Hab auch schon die Suche benutzt. Steig bei vielem aber auch nicht wirklich durch.

Bitte um Hilfe


----------



## SlaterB (20. Jul 2007)

wenn du einen Comparator benutzen willst:
Collections.sort(v, Comparator);
nur ein Aufruf, ohne Schleife

schaffst du es, Comparator aus Lehrbüchern kennenzulernen?
http://www.galileocomputing.de/open...11_004.htm#mj44ce45c0a85db33fa30b3315d63024d5

insbesondere
Listing 11.7    com/javatutor/insel/util/ClubComparatorDemo.java

-----

mit zwei Schleifen Bubblesort oder ähnliches nachzubauen wollen wir mal gar nicht erst versuchen


----------



## JavaJay (20. Jul 2007)

Ach so ich benötige da garkeine Schleife!?

Hmm ok dann hab ich etwas falsch gedacht.

++++++

Die Aufgabe: Gib bitte den Seitentext erneut wieder, beginnend bei „mit zwei Schleifen“ und endend bei „da garkeine Schleife!?“, und benenne dabei „Bubblesort“ in „Quicksort“ um. Stütze dich dabei ausschließlich auf den Seitentext.

Datenauszug:
++++++

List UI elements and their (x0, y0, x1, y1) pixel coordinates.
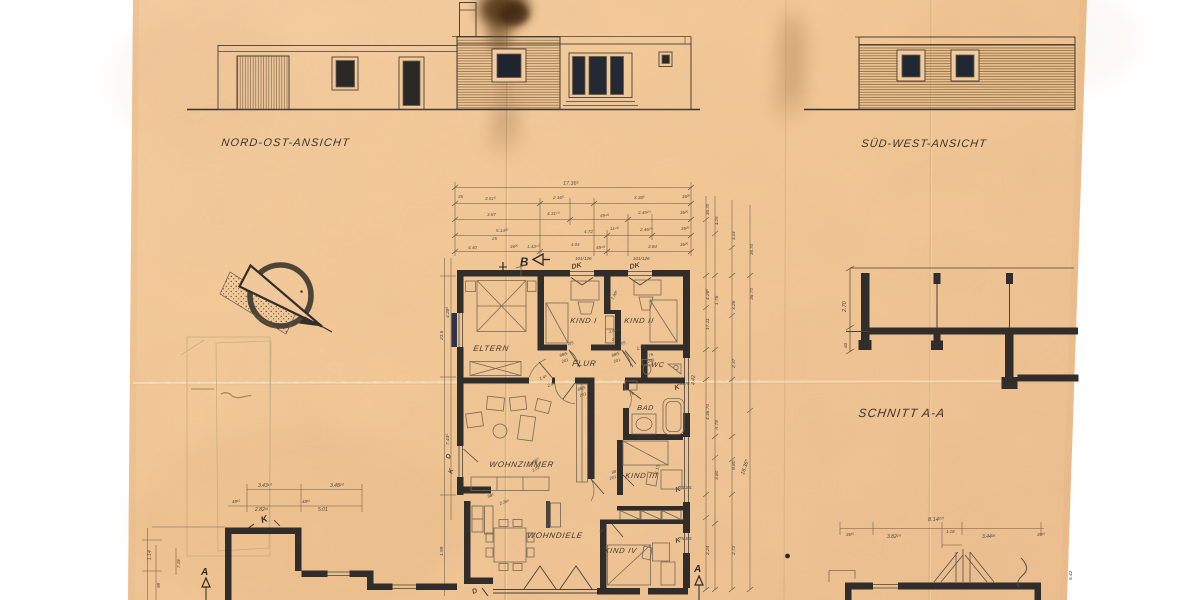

++++++

Lösung:
mit zwei Schleifen Quicksort oder ähnliches nachzubauen wollen wir mal gar nicht erst versuchen


----------



## JavaJay (20. Jul 2007)

Ach so ich benötige da garkeine Schleife!?